#### [Exercise requirements]
Sift the listing for lines that hold the string "this" and pull them out.

[Chart and figure data]
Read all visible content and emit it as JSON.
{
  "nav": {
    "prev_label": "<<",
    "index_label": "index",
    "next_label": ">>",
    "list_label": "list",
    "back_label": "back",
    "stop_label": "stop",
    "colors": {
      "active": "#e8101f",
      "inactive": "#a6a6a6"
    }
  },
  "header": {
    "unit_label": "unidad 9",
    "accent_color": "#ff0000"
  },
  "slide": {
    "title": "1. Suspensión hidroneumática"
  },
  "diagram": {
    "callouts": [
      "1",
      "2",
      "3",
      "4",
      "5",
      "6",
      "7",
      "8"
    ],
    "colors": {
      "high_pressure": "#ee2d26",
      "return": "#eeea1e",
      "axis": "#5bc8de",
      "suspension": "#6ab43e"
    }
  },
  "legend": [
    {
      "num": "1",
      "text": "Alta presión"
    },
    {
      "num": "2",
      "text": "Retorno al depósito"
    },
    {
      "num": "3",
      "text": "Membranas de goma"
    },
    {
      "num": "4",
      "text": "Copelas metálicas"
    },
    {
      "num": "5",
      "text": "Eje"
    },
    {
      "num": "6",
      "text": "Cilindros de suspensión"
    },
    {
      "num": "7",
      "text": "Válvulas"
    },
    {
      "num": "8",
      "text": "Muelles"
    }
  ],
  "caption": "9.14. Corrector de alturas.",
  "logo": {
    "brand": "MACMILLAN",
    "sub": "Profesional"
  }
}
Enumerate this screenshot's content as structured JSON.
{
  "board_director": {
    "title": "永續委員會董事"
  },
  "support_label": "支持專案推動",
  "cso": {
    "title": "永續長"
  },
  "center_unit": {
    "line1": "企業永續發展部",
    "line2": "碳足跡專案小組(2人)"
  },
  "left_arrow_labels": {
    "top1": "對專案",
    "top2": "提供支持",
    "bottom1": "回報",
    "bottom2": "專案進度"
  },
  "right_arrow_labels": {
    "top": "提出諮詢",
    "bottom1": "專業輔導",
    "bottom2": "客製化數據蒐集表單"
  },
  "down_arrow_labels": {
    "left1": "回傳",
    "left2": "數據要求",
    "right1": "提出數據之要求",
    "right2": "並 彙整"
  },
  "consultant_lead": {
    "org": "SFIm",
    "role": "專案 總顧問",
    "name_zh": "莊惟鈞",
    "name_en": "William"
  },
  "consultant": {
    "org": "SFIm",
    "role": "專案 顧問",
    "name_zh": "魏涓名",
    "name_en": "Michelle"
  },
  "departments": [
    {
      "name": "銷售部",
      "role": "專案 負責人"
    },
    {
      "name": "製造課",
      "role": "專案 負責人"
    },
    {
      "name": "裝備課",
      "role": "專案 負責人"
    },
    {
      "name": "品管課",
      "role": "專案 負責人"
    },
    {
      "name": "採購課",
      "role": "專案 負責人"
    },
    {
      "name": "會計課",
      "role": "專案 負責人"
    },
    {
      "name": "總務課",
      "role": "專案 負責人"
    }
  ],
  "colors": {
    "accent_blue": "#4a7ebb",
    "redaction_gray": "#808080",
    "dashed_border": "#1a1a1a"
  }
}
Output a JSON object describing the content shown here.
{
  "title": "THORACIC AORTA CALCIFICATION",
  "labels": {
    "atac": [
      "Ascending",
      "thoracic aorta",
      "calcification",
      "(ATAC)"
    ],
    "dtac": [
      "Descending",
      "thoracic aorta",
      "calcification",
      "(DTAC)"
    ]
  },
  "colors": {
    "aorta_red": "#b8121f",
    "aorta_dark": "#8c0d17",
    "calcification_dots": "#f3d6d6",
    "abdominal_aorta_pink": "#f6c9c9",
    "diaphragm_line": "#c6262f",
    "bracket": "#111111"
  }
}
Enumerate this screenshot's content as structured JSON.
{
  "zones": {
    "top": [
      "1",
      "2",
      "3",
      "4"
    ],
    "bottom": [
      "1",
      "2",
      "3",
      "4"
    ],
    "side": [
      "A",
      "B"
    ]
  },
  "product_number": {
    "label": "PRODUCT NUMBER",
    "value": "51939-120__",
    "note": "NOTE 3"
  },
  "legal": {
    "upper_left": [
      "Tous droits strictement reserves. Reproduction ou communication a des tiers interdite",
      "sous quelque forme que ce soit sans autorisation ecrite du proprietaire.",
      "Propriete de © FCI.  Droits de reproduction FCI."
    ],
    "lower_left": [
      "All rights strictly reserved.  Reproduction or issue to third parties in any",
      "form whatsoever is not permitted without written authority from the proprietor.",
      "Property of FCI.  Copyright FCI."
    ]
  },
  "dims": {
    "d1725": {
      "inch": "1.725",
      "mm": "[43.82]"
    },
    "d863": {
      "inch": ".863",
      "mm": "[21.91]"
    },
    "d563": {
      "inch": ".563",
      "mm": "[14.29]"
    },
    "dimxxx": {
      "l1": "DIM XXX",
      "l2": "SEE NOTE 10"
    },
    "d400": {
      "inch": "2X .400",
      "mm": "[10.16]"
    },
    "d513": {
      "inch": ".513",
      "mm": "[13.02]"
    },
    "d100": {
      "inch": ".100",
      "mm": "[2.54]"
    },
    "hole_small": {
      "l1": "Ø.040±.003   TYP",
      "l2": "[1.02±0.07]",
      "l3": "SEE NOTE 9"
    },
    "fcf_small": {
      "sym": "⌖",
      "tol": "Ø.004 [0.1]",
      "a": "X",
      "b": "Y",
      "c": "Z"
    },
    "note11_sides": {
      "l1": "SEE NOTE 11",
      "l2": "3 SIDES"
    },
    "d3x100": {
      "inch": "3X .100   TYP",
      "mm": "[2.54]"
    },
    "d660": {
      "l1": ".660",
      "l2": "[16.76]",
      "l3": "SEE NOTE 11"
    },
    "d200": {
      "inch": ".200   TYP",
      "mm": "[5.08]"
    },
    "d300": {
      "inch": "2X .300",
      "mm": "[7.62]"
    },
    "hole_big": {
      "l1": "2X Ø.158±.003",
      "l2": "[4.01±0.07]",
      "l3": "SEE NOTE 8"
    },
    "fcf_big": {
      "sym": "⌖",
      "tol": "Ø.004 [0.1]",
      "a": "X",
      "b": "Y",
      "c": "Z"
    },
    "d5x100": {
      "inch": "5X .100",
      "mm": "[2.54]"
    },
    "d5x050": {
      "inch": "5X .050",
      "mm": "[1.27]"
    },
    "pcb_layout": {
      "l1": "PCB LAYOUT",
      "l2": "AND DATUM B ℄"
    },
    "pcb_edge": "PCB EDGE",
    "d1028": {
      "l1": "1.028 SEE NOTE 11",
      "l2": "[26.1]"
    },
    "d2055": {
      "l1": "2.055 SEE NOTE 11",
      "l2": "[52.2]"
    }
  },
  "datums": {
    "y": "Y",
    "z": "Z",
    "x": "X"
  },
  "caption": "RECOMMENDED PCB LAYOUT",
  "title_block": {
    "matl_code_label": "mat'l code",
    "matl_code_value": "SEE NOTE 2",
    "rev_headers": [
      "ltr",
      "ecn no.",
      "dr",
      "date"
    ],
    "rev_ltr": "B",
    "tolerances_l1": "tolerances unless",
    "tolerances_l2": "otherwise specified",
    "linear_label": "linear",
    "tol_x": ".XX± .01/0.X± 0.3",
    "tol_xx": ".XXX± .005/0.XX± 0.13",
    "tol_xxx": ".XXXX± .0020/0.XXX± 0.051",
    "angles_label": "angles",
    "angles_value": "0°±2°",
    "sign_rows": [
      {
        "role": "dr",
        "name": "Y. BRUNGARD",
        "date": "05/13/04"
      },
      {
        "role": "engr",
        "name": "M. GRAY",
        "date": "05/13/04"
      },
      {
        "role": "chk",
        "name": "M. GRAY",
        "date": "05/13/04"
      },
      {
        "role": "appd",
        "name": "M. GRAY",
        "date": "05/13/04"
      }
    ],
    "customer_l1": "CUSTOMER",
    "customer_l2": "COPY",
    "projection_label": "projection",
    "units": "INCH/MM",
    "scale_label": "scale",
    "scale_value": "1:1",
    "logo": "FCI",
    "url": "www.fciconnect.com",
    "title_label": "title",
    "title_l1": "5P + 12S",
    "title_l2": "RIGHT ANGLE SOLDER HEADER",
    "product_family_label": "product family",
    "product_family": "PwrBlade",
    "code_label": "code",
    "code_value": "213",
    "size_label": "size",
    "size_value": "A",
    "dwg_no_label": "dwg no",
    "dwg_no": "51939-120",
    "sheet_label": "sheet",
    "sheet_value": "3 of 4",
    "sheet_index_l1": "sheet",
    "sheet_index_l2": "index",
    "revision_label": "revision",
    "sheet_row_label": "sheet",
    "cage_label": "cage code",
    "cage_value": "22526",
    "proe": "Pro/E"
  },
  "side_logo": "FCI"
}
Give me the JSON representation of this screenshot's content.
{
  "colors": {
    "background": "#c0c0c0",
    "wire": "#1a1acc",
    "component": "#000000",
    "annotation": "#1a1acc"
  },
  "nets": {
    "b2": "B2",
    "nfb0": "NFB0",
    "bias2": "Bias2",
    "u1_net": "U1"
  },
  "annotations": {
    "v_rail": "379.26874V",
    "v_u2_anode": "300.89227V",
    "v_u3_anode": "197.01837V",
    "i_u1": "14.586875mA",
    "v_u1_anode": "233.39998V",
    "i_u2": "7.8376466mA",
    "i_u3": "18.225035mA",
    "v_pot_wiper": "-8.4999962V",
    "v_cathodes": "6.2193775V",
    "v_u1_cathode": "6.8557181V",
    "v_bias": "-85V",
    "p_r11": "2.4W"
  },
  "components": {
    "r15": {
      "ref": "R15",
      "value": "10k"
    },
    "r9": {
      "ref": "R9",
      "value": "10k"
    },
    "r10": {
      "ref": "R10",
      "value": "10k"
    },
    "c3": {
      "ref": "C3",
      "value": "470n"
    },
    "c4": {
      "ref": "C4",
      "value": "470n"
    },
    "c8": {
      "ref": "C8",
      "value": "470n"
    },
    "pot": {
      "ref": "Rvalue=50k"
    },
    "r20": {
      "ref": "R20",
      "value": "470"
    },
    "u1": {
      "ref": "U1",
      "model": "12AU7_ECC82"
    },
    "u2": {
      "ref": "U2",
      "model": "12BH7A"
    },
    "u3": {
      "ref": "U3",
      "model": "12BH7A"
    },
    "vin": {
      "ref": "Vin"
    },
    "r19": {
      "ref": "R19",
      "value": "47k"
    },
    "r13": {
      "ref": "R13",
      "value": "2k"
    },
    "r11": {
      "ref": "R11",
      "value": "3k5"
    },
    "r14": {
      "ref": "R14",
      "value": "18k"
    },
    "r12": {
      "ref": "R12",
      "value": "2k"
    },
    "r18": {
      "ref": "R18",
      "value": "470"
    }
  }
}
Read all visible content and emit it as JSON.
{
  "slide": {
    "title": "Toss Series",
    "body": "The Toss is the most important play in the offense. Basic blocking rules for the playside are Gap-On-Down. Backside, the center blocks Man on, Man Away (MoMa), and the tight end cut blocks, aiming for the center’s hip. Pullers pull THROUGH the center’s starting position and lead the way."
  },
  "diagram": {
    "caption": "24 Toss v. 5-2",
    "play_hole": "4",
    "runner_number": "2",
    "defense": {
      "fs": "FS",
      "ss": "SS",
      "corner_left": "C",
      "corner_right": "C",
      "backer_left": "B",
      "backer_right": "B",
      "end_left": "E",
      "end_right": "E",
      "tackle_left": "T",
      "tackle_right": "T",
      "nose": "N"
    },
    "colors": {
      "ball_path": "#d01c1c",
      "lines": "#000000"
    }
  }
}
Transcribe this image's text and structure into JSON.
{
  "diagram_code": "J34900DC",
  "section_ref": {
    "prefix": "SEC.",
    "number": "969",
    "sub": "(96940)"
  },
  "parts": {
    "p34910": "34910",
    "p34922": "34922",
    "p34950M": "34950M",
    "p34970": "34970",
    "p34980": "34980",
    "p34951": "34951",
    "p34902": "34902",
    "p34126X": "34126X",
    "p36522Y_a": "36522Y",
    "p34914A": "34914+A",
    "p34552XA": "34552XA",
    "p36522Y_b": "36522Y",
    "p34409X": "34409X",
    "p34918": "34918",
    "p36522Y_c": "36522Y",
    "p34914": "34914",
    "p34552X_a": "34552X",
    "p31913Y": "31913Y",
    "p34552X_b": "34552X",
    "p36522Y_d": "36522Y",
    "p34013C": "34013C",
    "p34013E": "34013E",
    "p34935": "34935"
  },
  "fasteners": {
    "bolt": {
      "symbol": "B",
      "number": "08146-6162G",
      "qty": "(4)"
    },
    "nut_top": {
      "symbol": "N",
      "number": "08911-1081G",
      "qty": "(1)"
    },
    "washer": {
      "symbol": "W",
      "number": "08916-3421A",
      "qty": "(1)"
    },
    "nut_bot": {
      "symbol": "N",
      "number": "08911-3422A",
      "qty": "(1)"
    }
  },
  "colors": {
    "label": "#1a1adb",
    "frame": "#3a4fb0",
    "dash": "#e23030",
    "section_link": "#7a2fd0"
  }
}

#### [Exercise output]
Enumerate this screenshot's content as structured JSON.
Enumerate this screenshot's content as structured JSON.
Give me the JSON representation of this screenshot's content.
Transcribe this image's text and structure into JSON.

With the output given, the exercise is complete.